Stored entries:

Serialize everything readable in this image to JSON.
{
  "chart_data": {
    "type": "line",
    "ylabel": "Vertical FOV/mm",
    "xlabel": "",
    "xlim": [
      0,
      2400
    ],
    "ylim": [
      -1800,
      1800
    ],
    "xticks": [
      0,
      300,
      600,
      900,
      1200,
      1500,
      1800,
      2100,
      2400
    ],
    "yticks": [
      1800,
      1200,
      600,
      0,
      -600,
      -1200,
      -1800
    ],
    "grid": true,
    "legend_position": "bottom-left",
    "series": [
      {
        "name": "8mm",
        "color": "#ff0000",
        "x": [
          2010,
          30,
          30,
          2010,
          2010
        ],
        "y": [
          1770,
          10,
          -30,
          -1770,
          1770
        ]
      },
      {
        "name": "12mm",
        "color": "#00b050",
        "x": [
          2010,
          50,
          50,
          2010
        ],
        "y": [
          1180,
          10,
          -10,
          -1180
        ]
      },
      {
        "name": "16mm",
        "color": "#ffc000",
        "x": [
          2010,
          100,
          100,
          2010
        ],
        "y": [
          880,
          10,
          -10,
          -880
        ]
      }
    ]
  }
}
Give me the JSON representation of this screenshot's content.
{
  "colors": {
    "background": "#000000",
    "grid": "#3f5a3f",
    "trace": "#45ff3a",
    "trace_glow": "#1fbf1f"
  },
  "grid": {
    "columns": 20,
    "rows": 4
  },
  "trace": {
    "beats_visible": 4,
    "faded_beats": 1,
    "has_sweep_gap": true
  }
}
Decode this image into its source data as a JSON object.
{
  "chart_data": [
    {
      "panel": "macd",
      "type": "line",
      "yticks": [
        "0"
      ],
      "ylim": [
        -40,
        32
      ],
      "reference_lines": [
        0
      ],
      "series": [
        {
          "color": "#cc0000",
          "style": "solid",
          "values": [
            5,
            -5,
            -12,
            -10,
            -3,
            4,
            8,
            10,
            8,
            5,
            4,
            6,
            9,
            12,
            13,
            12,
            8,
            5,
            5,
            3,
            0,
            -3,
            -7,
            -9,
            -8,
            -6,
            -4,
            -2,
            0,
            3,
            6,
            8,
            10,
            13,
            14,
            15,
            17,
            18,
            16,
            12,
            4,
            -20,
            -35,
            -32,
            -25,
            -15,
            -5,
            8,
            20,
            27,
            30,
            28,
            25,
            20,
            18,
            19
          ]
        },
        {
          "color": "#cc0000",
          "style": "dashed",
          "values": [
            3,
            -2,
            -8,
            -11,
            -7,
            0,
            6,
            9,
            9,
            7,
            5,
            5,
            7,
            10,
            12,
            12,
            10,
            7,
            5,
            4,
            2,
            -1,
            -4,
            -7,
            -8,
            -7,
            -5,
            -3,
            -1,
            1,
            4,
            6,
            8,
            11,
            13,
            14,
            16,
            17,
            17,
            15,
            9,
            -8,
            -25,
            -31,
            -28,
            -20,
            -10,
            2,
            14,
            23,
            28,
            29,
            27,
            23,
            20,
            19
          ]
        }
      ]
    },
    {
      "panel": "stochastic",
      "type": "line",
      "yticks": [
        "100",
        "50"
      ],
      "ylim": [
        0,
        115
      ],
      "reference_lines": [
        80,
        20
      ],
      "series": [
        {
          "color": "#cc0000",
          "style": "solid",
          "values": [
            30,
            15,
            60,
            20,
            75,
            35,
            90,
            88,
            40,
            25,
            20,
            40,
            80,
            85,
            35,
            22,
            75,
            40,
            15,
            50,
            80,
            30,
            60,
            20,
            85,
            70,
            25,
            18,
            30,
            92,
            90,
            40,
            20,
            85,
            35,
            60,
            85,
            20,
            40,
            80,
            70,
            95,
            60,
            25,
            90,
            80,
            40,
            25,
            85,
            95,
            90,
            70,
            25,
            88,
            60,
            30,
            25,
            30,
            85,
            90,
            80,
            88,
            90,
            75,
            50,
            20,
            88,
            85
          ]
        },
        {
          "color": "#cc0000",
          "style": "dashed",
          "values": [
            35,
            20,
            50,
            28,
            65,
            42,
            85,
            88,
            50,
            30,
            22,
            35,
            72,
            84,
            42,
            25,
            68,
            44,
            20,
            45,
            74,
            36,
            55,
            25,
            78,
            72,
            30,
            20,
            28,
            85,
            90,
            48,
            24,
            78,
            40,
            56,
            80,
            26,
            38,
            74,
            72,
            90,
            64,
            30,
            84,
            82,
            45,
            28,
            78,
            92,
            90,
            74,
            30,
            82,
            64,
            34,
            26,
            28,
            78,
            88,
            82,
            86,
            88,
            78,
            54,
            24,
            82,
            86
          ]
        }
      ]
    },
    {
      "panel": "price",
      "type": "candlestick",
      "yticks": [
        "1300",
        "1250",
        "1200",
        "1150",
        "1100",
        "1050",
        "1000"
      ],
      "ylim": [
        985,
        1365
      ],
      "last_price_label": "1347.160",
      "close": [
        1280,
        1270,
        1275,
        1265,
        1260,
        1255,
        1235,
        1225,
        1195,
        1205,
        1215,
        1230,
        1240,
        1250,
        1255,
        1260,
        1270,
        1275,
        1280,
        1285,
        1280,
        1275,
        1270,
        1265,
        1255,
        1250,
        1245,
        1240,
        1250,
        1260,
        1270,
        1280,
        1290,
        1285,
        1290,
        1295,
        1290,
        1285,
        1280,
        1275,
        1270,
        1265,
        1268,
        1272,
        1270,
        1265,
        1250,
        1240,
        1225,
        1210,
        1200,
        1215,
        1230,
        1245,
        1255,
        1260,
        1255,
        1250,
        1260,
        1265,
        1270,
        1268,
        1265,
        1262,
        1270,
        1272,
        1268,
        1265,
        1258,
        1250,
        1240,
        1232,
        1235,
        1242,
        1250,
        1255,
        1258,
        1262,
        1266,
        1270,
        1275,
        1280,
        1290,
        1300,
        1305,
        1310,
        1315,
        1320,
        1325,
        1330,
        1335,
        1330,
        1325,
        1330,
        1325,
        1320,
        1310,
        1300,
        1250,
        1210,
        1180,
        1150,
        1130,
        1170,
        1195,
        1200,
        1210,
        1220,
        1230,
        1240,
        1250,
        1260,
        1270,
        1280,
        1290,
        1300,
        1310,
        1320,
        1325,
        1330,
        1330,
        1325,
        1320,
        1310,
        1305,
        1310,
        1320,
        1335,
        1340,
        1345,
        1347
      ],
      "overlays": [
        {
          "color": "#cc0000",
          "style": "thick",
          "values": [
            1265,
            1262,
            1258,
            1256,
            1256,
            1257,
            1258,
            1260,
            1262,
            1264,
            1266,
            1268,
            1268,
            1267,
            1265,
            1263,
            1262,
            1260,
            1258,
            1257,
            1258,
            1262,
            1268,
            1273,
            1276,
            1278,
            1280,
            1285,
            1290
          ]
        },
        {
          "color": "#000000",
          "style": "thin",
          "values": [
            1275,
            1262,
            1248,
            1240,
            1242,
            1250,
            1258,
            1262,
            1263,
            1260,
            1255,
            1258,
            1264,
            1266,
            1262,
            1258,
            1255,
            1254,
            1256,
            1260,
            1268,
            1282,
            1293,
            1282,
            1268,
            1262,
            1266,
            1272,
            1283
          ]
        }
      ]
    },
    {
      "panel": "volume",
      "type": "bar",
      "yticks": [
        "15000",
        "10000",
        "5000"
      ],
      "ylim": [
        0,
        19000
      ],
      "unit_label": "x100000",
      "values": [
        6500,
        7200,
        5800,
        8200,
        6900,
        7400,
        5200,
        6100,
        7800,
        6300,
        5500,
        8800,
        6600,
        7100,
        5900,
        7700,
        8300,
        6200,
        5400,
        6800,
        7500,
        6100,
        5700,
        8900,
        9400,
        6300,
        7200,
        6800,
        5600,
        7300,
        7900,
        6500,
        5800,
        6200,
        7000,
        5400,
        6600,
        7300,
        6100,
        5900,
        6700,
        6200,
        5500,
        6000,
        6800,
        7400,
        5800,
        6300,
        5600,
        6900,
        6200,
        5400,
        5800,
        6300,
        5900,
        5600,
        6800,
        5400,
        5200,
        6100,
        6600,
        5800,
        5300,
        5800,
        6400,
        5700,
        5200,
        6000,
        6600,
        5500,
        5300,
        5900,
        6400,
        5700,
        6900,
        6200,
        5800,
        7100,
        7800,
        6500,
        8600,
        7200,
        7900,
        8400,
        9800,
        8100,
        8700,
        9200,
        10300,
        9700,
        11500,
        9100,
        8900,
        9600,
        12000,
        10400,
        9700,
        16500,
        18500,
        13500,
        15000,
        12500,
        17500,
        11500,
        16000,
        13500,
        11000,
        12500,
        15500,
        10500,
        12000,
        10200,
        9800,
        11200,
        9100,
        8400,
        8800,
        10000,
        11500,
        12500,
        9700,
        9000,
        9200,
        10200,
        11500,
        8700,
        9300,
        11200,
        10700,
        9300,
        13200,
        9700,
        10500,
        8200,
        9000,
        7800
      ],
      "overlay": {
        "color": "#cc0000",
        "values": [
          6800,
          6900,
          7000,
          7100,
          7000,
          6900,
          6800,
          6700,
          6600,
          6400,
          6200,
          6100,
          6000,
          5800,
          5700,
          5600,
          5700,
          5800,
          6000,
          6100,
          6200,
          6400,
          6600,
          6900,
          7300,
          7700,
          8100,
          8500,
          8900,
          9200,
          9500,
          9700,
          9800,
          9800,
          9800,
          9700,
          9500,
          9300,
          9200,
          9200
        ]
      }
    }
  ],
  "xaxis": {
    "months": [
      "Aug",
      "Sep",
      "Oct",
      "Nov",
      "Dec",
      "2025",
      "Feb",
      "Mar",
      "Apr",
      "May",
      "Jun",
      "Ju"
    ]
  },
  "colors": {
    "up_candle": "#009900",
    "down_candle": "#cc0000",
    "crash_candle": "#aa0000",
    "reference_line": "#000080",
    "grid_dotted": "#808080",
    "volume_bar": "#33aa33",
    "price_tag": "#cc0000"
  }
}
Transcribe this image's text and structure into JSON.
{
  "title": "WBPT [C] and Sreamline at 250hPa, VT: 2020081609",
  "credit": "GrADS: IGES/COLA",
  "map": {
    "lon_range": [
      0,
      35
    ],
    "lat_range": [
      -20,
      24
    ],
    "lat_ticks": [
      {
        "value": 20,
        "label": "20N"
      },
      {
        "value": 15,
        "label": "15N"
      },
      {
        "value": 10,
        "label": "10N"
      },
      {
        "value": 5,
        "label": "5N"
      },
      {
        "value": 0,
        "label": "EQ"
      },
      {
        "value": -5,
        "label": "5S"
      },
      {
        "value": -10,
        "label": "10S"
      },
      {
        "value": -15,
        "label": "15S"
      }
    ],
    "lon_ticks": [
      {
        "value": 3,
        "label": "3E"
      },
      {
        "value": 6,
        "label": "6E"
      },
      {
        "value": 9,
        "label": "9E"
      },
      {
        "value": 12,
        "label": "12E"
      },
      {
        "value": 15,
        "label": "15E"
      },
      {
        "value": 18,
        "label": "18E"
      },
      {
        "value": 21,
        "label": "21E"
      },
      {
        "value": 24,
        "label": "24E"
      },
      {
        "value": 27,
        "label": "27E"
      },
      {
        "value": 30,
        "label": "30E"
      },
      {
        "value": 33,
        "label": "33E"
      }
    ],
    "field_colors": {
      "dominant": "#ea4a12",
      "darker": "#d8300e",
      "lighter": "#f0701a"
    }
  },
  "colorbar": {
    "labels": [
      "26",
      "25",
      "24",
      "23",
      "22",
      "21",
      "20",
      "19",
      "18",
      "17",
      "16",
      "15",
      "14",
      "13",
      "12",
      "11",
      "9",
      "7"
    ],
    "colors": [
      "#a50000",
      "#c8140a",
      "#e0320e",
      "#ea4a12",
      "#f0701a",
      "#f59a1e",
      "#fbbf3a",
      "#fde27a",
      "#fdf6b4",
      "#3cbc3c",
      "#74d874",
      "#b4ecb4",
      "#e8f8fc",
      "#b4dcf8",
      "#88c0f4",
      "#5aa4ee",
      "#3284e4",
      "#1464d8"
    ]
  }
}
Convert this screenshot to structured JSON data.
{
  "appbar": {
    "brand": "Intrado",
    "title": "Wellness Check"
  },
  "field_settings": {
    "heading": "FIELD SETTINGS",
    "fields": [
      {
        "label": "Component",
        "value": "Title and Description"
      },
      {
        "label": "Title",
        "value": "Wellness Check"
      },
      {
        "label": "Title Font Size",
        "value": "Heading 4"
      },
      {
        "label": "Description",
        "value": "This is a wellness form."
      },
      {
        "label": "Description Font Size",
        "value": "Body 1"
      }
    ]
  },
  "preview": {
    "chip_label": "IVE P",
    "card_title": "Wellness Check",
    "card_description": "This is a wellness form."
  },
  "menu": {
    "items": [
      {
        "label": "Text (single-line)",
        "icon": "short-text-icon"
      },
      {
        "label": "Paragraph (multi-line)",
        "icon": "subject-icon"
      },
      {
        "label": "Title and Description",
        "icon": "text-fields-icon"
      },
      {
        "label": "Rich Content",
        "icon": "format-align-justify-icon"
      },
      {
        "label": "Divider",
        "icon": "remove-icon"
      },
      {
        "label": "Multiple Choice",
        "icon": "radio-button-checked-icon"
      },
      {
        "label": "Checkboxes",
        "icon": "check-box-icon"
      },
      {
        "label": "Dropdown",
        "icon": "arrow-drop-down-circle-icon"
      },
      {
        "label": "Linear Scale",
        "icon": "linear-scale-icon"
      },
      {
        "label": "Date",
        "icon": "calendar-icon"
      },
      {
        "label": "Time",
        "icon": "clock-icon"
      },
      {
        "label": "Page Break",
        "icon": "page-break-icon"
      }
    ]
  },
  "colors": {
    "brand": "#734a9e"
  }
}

TASK BRIEF: Find the lines that include the string "image", then copy each of them.

COMPLETE ANSWER:
Serialize everything readable in this image to JSON.
Decode this image into its source data as a JSON object.
Transcribe this image's text and structure into JSON.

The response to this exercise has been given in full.